What to do: Note how many lines contain "Output" and give that number, with nothing else.

Exercise materials:
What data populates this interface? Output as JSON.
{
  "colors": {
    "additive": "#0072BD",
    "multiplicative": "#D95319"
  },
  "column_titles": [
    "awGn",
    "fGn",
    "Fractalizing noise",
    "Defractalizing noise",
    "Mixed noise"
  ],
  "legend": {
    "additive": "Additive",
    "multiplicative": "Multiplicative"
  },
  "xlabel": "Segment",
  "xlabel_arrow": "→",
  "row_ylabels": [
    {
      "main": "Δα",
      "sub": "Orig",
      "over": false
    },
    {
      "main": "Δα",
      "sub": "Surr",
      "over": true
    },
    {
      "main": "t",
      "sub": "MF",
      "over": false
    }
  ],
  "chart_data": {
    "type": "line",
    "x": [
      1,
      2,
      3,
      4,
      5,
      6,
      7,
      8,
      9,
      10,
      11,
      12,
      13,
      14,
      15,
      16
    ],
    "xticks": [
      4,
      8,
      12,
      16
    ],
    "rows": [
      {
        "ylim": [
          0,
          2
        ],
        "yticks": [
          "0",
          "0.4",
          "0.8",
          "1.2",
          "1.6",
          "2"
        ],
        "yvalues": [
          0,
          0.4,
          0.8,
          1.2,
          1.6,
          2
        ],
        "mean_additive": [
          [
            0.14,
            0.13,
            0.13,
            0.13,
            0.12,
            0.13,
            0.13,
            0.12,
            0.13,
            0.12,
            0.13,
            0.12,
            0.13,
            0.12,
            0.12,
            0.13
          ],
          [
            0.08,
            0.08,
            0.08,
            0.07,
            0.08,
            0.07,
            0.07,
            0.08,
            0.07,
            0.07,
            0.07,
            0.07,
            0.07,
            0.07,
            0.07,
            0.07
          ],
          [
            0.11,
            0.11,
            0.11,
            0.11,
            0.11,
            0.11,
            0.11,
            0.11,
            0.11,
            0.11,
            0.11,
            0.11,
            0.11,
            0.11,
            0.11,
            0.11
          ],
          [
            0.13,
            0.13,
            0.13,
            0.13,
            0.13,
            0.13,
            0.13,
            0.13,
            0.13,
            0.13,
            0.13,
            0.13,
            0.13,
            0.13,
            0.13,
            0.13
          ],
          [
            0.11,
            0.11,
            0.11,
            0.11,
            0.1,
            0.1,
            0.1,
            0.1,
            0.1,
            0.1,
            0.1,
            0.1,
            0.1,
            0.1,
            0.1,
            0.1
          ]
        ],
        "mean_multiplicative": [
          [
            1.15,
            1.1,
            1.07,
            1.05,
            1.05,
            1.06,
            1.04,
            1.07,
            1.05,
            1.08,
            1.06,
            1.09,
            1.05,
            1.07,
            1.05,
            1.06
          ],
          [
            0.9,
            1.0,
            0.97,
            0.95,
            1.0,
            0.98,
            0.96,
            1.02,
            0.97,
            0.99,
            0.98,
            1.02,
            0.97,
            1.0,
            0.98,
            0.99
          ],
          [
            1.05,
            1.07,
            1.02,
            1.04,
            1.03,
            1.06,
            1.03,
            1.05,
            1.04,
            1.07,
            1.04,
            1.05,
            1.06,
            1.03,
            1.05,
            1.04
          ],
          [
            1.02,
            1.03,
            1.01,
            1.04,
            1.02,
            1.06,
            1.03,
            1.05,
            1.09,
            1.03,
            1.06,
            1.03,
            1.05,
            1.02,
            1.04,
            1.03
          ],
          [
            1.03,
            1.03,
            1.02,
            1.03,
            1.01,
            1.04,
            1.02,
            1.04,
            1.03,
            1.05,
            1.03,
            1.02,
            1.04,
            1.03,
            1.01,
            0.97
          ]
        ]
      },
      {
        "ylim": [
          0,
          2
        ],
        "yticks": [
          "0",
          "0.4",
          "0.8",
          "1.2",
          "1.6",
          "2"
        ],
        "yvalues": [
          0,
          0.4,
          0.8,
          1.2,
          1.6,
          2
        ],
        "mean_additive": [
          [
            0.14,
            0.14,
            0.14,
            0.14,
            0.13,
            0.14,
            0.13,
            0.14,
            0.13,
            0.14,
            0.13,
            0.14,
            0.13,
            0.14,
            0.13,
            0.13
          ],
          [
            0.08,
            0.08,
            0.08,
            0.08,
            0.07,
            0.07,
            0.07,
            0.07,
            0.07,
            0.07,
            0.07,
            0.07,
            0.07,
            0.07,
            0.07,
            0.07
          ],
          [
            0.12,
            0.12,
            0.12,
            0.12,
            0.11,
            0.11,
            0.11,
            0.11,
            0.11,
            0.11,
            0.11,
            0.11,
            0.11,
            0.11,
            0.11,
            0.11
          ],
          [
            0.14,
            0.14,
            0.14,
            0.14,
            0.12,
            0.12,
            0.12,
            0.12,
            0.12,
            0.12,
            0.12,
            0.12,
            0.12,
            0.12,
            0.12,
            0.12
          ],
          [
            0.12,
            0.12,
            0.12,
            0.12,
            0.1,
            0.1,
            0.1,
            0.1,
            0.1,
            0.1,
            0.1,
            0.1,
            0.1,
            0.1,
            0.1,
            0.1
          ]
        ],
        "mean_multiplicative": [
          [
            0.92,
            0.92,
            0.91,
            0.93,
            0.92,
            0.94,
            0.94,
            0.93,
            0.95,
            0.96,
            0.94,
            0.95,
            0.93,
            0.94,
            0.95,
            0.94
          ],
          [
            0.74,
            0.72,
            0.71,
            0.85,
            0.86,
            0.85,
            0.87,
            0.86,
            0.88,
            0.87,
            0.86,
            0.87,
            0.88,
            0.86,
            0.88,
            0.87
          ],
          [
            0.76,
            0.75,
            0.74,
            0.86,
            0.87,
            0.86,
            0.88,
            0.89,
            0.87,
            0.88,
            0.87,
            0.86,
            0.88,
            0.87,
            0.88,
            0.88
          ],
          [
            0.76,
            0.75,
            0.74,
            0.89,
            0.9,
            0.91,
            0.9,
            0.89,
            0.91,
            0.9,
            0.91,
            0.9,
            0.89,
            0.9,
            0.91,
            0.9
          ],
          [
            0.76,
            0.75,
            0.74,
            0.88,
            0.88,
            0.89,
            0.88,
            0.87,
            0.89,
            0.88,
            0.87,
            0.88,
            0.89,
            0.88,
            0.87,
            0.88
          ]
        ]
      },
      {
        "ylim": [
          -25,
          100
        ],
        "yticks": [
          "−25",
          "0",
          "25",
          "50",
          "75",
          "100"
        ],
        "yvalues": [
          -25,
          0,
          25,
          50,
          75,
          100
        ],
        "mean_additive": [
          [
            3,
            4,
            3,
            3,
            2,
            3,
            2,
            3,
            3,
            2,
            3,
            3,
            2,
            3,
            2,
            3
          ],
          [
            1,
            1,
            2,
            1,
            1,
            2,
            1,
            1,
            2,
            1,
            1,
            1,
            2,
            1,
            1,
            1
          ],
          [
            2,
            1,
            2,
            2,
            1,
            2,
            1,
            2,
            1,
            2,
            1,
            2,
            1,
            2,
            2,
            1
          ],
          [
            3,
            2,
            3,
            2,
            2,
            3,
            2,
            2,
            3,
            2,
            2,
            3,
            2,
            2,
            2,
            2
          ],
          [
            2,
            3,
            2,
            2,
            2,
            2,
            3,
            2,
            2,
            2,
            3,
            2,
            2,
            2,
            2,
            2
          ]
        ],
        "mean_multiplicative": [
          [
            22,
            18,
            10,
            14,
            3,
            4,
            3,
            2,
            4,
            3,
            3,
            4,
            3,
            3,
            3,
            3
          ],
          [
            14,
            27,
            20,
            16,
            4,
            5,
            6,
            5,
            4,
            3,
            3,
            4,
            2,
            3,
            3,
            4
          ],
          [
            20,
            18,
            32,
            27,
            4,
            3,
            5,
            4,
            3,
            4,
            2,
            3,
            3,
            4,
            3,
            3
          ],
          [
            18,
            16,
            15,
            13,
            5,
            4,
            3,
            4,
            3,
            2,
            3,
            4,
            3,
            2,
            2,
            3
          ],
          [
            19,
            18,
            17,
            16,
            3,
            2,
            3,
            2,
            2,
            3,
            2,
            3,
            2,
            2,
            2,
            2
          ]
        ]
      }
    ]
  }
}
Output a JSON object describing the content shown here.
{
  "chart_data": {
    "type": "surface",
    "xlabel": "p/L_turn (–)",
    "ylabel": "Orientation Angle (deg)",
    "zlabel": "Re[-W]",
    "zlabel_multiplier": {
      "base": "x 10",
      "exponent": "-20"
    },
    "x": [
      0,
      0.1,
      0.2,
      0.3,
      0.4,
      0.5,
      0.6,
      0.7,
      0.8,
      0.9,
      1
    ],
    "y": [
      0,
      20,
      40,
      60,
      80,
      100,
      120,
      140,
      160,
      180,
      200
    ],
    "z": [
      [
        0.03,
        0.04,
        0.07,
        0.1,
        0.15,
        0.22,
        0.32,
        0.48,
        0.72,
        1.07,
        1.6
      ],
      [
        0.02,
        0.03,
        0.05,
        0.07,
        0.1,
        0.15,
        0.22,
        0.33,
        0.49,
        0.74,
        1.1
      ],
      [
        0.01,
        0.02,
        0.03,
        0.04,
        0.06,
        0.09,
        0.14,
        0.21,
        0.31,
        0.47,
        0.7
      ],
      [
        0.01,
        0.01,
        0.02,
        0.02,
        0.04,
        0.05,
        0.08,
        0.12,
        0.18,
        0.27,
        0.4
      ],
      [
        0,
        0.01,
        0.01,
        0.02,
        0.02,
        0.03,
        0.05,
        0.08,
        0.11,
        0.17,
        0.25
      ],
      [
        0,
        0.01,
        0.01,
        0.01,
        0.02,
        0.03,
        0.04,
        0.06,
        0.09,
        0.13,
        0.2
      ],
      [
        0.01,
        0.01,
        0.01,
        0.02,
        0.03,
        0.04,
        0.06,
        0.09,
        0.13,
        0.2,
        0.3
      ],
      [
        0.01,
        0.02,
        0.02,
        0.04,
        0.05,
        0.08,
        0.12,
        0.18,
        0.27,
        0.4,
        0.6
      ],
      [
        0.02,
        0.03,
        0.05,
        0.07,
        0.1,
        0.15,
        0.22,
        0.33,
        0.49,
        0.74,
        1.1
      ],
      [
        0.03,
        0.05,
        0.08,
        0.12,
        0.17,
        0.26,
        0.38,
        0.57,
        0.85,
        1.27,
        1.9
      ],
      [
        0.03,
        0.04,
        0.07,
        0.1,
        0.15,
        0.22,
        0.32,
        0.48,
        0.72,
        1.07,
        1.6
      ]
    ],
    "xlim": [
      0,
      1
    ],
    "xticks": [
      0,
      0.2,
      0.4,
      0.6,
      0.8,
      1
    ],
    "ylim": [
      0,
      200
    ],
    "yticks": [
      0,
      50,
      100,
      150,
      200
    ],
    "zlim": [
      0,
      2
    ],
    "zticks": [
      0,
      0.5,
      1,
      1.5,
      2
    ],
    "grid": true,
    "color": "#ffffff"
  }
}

Answer to this problem: 2